───── EXTRACTED MATERIAL ─────

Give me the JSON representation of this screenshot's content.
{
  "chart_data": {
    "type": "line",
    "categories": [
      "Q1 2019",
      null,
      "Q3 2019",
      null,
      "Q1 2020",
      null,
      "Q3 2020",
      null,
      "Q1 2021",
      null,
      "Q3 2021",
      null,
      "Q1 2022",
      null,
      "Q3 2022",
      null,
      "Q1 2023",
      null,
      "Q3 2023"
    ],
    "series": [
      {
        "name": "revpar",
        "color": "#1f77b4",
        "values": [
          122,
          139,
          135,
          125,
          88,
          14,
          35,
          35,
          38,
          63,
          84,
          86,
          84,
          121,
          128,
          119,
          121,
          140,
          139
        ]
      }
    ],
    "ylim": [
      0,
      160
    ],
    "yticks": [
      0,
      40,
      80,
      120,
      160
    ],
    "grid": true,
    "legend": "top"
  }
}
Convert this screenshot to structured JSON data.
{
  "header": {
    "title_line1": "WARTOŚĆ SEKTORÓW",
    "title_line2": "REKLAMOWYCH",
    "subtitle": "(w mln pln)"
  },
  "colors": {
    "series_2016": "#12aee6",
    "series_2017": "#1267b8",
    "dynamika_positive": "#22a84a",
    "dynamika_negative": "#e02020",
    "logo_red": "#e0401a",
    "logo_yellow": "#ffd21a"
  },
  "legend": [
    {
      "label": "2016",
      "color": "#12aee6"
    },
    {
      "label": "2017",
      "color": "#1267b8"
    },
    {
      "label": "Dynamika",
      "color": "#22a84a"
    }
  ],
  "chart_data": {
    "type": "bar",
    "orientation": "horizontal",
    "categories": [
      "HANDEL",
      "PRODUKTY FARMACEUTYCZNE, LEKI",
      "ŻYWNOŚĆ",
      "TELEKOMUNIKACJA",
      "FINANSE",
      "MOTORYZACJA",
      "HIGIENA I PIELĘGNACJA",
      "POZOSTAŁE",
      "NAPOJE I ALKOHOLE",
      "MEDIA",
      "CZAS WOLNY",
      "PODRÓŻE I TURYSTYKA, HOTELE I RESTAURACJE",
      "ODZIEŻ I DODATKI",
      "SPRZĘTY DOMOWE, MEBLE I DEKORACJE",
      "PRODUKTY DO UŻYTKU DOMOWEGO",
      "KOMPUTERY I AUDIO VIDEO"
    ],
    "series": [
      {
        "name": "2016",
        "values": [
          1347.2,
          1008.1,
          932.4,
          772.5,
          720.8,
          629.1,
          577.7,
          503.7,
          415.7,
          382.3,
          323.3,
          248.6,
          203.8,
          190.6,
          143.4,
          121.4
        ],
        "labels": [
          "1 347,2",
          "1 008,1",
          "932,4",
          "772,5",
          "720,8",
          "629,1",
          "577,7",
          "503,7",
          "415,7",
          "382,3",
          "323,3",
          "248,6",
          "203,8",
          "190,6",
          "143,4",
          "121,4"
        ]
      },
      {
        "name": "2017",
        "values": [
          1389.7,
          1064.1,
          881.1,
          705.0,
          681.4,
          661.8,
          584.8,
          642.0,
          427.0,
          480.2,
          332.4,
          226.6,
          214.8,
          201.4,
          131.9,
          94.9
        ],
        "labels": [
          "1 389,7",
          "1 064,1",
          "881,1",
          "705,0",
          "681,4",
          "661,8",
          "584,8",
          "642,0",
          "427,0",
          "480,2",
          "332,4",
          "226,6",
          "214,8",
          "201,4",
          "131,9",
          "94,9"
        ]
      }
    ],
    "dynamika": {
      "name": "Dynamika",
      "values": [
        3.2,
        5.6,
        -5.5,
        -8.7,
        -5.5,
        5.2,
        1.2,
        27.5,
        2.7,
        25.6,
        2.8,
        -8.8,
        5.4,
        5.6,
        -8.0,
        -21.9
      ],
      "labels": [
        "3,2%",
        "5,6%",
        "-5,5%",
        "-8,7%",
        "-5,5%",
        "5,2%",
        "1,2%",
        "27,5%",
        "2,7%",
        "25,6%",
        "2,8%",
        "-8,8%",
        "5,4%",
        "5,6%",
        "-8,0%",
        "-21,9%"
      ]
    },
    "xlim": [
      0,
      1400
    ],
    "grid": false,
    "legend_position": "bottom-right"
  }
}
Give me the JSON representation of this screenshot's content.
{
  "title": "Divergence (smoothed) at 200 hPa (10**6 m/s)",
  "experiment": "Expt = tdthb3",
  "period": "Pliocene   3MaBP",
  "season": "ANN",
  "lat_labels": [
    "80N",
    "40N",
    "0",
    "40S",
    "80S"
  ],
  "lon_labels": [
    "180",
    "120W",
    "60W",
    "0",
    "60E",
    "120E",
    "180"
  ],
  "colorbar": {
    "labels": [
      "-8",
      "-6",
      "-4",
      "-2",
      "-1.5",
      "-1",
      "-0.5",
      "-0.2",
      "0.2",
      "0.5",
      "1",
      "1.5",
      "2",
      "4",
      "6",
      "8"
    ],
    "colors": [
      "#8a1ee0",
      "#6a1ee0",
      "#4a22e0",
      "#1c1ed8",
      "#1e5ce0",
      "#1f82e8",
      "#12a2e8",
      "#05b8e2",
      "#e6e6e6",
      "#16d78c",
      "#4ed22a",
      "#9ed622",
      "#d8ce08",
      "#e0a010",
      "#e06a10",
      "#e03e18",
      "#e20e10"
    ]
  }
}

─────

Retype the material in full. Each word must match.

== WRITTEN RESPONSE ==
Give me the JSON representation of this screenshot's content.
{
  "chart_data": {
    "type": "line",
    "categories": [
      "Q1 2019",
      null,
      "Q3 2019",
      null,
      "Q1 2020",
      null,
      "Q3 2020",
      null,
      "Q1 2021",
      null,
      "Q3 2021",
      null,
      "Q1 2022",
      null,
      "Q3 2022",
      null,
      "Q1 2023",
      null,
      "Q3 2023"
    ],
    "series": [
      {
        "name": "revpar",
        "color": "#1f77b4",
        "values": [
          122,
          139,
          135,
          125,
          88,
          14,
          35,
          35,
          38,
          63,
          84,
          86,
          84,
          121,
          128,
          119,
          121,
          140,
          139
        ]
      }
    ],
    "ylim": [
      0,
      160
    ],
    "yticks": [
      0,
      40,
      80,
      120,
      160
    ],
    "grid": true,
    "legend": "top"
  }
}
Convert this screenshot to structured JSON data.
{
  "header": {
    "title_line1": "WARTOŚĆ SEKTORÓW",
    "title_line2": "REKLAMOWYCH",
    "subtitle": "(w mln pln)"
  },
  "colors": {
    "series_2016": "#12aee6",
    "series_2017": "#1267b8",
    "dynamika_positive": "#22a84a",
    "dynamika_negative": "#e02020",
    "logo_red": "#e0401a",
    "logo_yellow": "#ffd21a"
  },
  "legend": [
    {
      "label": "2016",
      "color": "#12aee6"
    },
    {
      "label": "2017",
      "color": "#1267b8"
    },
    {
      "label": "Dynamika",
      "color": "#22a84a"
    }
  ],
  "chart_data": {
    "type": "bar",
    "orientation": "horizontal",
    "categories": [
      "HANDEL",
      "PRODUKTY FARMACEUTYCZNE, LEKI",
      "ŻYWNOŚĆ",
      "TELEKOMUNIKACJA",
      "FINANSE",
      "MOTORYZACJA",
      "HIGIENA I PIELĘGNACJA",
      "POZOSTAŁE",
      "NAPOJE I ALKOHOLE",
      "MEDIA",
      "CZAS WOLNY",
      "PODRÓŻE I TURYSTYKA, HOTELE I RESTAURACJE",
      "ODZIEŻ I DODATKI",
      "SPRZĘTY DOMOWE, MEBLE I DEKORACJE",
      "PRODUKTY DO UŻYTKU DOMOWEGO",
      "KOMPUTERY I AUDIO VIDEO"
    ],
    "series": [
      {
        "name": "2016",
        "values": [
          1347.2,
          1008.1,
          932.4,
          772.5,
          720.8,
          629.1,
          577.7,
          503.7,
          415.7,
          382.3,
          323.3,
          248.6,
          203.8,
          190.6,
          143.4,
          121.4
        ],
        "labels": [
          "1 347,2",
          "1 008,1",
          "932,4",
          "772,5",
          "720,8",
          "629,1",
          "577,7",
          "503,7",
          "415,7",
          "382,3",
          "323,3",
          "248,6",
          "203,8",
          "190,6",
          "143,4",
          "121,4"
        ]
      },
      {
        "name": "2017",
        "values": [
          1389.7,
          1064.1,
          881.1,
          705.0,
          681.4,
          661.8,
          584.8,
          642.0,
          427.0,
          480.2,
          332.4,
          226.6,
          214.8,
          201.4,
          131.9,
          94.9
        ],
        "labels": [
          "1 389,7",
          "1 064,1",
          "881,1",
          "705,0",
          "681,4",
          "661,8",
          "584,8",
          "642,0",
          "427,0",
          "480,2",
          "332,4",
          "226,6",
          "214,8",
          "201,4",
          "131,9",
          "94,9"
        ]
      }
    ],
    "dynamika": {
      "name": "Dynamika",
      "values": [
        3.2,
        5.6,
        -5.5,
        -8.7,
        -5.5,
        5.2,
        1.2,
        27.5,
        2.7,
        25.6,
        2.8,
        -8.8,
        5.4,
        5.6,
        -8.0,
        -21.9
      ],
      "labels": [
        "3,2%",
        "5,6%",
        "-5,5%",
        "-8,7%",
        "-5,5%",
        "5,2%",
        "1,2%",
        "27,5%",
        "2,7%",
        "25,6%",
        "2,8%",
        "-8,8%",
        "5,4%",
        "5,6%",
        "-8,0%",
        "-21,9%"
      ]
    },
    "xlim": [
      0,
      1400
    ],
    "grid": false,
    "legend_position": "bottom-right"
  }
}
Give me the JSON representation of this screenshot's content.
{
  "title": "Divergence (smoothed) at 200 hPa (10**6 m/s)",
  "experiment": "Expt = tdthb3",
  "period": "Pliocene   3MaBP",
  "season": "ANN",
  "lat_labels": [
    "80N",
    "40N",
    "0",
    "40S",
    "80S"
  ],
  "lon_labels": [
    "180",
    "120W",
    "60W",
    "0",
    "60E",
    "120E",
    "180"
  ],
  "colorbar": {
    "labels": [
      "-8",
      "-6",
      "-4",
      "-2",
      "-1.5",
      "-1",
      "-0.5",
      "-0.2",
      "0.2",
      "0.5",
      "1",
      "1.5",
      "2",
      "4",
      "6",
      "8"
    ],
    "colors": [
      "#8a1ee0",
      "#6a1ee0",
      "#4a22e0",
      "#1c1ed8",
      "#1e5ce0",
      "#1f82e8",
      "#12a2e8",
      "#05b8e2",
      "#e6e6e6",
      "#16d78c",
      "#4ed22a",
      "#9ed622",
      "#d8ce08",
      "#e0a010",
      "#e06a10",
      "#e03e18",
      "#e20e10"
    ]
  }
}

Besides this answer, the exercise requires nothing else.